Dataset entries on figures:
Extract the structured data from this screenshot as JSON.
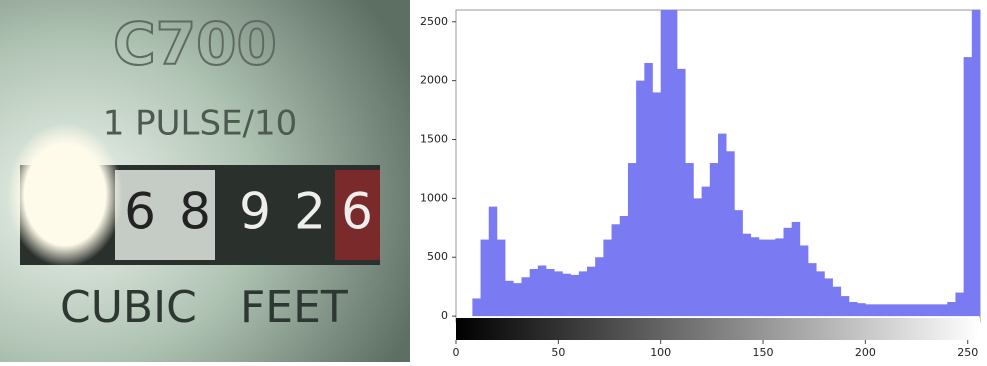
{
  "photo": {
    "model": "C700",
    "pulse": "1 PULSE/10",
    "digits": [
      "6",
      "8",
      "9",
      "2",
      "6"
    ],
    "unit_left": "CUBIC",
    "unit_right": "FEET"
  },
  "chart_data": {
    "type": "histogram",
    "color": "#7a7af2",
    "bins": [
      0,
      4,
      8,
      12,
      16,
      20,
      24,
      28,
      32,
      36,
      40,
      44,
      48,
      52,
      56,
      60,
      64,
      68,
      72,
      76,
      80,
      84,
      88,
      92,
      96,
      100,
      104,
      108,
      112,
      116,
      120,
      124,
      128,
      132,
      136,
      140,
      144,
      148,
      152,
      156,
      160,
      164,
      168,
      172,
      176,
      180,
      184,
      188,
      192,
      196,
      200,
      204,
      208,
      212,
      216,
      220,
      224,
      228,
      232,
      236,
      240,
      244,
      248,
      252,
      256
    ],
    "values": [
      0,
      0,
      150,
      650,
      930,
      650,
      300,
      280,
      330,
      400,
      430,
      400,
      380,
      360,
      350,
      380,
      420,
      500,
      650,
      780,
      850,
      1300,
      2000,
      2150,
      1900,
      2600,
      2600,
      2100,
      1300,
      1000,
      1100,
      1300,
      1550,
      1400,
      900,
      700,
      670,
      650,
      650,
      660,
      750,
      800,
      600,
      450,
      380,
      320,
      250,
      170,
      120,
      110,
      100,
      100,
      100,
      100,
      100,
      100,
      100,
      100,
      100,
      100,
      120,
      200,
      2200,
      2600
    ],
    "xlim": [
      0,
      256
    ],
    "ylim": [
      -50,
      2600
    ],
    "xticks": [
      0,
      50,
      100,
      150,
      200,
      250
    ],
    "yticks": [
      0,
      500,
      1000,
      1500,
      2000,
      2500
    ]
  }
}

## To do
Quote each record exactly as it stands, minus the pictures.

## Answer for this exercise
Extract the structured data from this screenshot as JSON.
{
  "photo": {
    "model": "C700",
    "pulse": "1 PULSE/10",
    "digits": [
      "6",
      "8",
      "9",
      "2",
      "6"
    ],
    "unit_left": "CUBIC",
    "unit_right": "FEET"
  },
  "chart_data": {
    "type": "histogram",
    "color": "#7a7af2",
    "bins": [
      0,
      4,
      8,
      12,
      16,
      20,
      24,
      28,
      32,
      36,
      40,
      44,
      48,
      52,
      56,
      60,
      64,
      68,
      72,
      76,
      80,
      84,
      88,
      92,
      96,
      100,
      104,
      108,
      112,
      116,
      120,
      124,
      128,
      132,
      136,
      140,
      144,
      148,
      152,
      156,
      160,
      164,
      168,
      172,
      176,
      180,
      184,
      188,
      192,
      196,
      200,
      204,
      208,
      212,
      216,
      220,
      224,
      228,
      232,
      236,
      240,
      244,
      248,
      252,
      256
    ],
    "values": [
      0,
      0,
      150,
      650,
      930,
      650,
      300,
      280,
      330,
      400,
      430,
      400,
      380,
      360,
      350,
      380,
      420,
      500,
      650,
      780,
      850,
      1300,
      2000,
      2150,
      1900,
      2600,
      2600,
      2100,
      1300,
      1000,
      1100,
      1300,
      1550,
      1400,
      900,
      700,
      670,
      650,
      650,
      660,
      750,
      800,
      600,
      450,
      380,
      320,
      250,
      170,
      120,
      110,
      100,
      100,
      100,
      100,
      100,
      100,
      100,
      100,
      100,
      100,
      120,
      200,
      2200,
      2600
    ],
    "xlim": [
      0,
      256
    ],
    "ylim": [
      -50,
      2600
    ],
    "xticks": [
      0,
      50,
      100,
      150,
      200,
      250
    ],
    "yticks": [
      0,
      500,
      1000,
      1500,
      2000,
      2500
    ]
  }
}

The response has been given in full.